» Directions: Rewrite the items from the first line through the line containing "callout-7: 7 bbox=[52, 361, 63, 382]", replacing "legend-item" with "legend-entry" and leaving everything else unchanged.

» Exercise materials:
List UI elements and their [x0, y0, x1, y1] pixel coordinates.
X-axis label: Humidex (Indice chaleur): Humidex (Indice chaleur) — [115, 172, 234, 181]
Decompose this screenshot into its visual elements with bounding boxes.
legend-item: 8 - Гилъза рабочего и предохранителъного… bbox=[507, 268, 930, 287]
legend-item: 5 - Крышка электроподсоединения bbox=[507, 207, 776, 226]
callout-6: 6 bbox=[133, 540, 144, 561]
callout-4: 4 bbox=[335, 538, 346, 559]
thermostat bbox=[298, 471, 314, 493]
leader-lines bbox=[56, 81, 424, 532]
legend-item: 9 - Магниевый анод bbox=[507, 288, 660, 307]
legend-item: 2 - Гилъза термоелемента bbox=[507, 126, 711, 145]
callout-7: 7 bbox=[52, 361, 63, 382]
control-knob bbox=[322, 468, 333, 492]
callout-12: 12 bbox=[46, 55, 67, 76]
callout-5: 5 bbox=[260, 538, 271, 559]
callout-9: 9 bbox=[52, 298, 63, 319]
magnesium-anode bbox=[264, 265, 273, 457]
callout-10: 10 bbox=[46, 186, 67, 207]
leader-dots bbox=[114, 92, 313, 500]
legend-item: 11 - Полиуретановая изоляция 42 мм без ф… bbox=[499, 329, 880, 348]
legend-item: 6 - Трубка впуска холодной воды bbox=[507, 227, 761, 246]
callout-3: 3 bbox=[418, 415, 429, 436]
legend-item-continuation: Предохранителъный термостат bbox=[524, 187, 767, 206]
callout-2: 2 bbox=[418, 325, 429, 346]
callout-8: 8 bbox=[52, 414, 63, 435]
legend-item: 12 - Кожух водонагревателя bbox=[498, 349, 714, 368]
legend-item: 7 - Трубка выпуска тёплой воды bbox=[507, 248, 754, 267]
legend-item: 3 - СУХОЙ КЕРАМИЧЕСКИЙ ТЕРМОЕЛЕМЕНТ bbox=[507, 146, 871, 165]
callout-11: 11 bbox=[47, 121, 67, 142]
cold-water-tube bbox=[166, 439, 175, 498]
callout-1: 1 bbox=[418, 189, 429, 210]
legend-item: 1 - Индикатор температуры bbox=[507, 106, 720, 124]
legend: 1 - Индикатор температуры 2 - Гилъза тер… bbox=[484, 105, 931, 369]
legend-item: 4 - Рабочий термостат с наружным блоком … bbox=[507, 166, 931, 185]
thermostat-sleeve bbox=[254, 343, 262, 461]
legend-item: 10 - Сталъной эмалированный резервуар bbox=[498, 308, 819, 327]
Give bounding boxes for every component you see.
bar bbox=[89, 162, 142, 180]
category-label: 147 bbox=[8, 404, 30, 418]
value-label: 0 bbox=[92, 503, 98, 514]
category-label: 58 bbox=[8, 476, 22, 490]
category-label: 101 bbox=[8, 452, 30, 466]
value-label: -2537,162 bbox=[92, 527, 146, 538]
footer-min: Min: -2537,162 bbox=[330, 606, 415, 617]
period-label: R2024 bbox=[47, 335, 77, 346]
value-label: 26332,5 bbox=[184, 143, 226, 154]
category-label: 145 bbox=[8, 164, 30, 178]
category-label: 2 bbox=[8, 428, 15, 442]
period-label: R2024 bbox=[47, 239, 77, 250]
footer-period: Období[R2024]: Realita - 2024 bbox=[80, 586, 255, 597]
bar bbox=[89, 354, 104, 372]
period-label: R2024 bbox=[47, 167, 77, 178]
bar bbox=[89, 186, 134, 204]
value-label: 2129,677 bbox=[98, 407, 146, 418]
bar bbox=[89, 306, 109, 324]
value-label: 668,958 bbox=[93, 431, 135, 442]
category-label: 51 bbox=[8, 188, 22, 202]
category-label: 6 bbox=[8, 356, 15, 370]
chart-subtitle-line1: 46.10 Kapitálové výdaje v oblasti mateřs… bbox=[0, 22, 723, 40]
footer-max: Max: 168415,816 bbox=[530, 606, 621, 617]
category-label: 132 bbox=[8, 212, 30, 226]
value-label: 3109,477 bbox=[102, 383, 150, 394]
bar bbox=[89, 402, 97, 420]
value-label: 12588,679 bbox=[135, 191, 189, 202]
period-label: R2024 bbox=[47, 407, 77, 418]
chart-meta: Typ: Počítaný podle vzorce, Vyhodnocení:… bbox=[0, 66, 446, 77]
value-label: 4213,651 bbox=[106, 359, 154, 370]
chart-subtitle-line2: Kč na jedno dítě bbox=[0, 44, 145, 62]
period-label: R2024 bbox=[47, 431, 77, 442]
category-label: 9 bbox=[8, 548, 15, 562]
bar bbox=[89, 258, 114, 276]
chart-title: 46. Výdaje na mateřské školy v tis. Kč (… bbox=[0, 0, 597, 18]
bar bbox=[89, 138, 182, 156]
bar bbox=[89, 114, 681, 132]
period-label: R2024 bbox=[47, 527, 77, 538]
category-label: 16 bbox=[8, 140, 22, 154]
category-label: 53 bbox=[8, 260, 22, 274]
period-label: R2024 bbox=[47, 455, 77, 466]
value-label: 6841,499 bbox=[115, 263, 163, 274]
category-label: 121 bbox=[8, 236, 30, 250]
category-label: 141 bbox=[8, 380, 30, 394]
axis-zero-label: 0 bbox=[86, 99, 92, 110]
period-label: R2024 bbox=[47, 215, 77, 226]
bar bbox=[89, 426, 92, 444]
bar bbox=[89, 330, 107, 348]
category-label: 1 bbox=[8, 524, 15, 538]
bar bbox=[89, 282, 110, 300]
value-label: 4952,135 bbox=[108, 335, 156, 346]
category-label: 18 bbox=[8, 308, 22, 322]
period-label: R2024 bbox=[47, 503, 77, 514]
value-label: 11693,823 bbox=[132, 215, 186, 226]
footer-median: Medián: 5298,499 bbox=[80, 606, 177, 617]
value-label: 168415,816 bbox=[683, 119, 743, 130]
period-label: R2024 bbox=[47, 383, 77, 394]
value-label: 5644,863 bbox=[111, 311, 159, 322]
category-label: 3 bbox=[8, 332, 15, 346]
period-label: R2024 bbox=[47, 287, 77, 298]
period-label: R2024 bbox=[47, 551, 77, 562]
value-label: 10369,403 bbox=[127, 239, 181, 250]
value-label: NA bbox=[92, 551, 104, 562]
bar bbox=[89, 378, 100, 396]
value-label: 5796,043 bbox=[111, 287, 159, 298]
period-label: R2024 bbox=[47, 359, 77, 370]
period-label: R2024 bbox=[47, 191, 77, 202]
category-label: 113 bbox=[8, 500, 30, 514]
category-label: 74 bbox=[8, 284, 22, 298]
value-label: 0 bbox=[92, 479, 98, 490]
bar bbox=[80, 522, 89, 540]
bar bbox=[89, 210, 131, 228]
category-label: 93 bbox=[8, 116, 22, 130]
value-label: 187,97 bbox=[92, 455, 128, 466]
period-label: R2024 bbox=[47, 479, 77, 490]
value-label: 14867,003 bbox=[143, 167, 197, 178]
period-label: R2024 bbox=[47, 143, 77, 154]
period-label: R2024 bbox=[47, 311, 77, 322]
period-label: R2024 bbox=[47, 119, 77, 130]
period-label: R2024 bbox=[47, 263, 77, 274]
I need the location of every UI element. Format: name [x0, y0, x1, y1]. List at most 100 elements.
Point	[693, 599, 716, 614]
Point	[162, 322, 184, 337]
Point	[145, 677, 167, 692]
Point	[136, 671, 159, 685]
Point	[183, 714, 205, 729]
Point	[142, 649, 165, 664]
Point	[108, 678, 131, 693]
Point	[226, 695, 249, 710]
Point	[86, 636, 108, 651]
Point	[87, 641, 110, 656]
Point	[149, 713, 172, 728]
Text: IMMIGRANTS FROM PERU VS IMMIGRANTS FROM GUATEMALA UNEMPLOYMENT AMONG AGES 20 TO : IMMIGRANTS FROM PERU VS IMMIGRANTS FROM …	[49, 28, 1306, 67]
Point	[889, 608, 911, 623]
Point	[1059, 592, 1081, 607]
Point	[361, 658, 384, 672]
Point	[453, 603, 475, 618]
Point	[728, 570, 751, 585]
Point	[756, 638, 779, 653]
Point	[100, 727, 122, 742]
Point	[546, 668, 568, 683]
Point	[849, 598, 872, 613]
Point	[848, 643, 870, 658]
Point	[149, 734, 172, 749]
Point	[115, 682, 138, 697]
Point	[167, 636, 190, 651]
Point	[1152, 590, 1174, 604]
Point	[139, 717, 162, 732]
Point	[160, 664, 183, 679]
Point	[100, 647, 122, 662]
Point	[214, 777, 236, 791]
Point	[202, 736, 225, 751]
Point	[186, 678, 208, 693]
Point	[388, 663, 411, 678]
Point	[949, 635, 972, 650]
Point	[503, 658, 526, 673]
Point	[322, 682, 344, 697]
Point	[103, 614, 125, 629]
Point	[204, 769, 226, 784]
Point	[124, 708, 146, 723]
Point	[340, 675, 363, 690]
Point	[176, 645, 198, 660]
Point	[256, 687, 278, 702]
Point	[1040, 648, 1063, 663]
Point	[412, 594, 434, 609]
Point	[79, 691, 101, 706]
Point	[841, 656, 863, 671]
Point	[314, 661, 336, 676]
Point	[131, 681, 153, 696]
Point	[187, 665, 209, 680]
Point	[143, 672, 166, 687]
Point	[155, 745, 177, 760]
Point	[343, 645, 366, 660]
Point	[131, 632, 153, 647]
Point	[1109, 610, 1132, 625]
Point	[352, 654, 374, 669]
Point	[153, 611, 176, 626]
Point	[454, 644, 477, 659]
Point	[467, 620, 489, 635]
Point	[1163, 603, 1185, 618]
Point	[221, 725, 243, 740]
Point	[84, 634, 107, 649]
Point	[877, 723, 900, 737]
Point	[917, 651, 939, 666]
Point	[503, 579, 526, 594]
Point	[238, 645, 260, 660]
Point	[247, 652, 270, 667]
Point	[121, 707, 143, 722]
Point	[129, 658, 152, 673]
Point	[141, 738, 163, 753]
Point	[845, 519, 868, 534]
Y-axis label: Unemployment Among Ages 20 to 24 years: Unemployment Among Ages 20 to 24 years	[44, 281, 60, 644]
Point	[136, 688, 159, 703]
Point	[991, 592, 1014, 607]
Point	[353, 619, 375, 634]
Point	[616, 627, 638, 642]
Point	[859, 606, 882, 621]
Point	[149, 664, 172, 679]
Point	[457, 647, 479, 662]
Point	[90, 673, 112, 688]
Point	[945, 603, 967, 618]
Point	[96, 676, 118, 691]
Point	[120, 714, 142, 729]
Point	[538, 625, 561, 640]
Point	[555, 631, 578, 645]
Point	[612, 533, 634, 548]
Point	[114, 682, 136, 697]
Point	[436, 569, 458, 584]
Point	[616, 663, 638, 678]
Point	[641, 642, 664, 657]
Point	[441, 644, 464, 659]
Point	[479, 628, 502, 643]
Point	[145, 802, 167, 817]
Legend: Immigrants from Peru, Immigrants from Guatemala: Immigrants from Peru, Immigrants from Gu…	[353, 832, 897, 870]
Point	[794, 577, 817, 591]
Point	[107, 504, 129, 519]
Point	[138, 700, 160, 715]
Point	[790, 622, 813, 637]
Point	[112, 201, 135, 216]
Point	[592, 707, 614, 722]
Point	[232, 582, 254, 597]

» The result:
List UI elements and their [x0, y0, x1, y1] pixel coordinates.
X-axis label: Humidex (Indice chaleur): Humidex (Indice chaleur) — [115, 172, 234, 181]
Decompose this screenshot into its visual elements with bounding boxes.
legend-entry: 8 - Гилъза рабочего и предохранителъного… bbox=[507, 268, 930, 287]
legend-entry: 5 - Крышка электроподсоединения bbox=[507, 207, 776, 226]
callout-6: 6 bbox=[133, 540, 144, 561]
callout-4: 4 bbox=[335, 538, 346, 559]
thermostat bbox=[298, 471, 314, 493]
leader-lines bbox=[56, 81, 424, 532]
legend-entry: 9 - Магниевый анод bbox=[507, 288, 660, 307]
legend-entry: 2 - Гилъза термоелемента bbox=[507, 126, 711, 145]
callout-7: 7 bbox=[52, 361, 63, 382]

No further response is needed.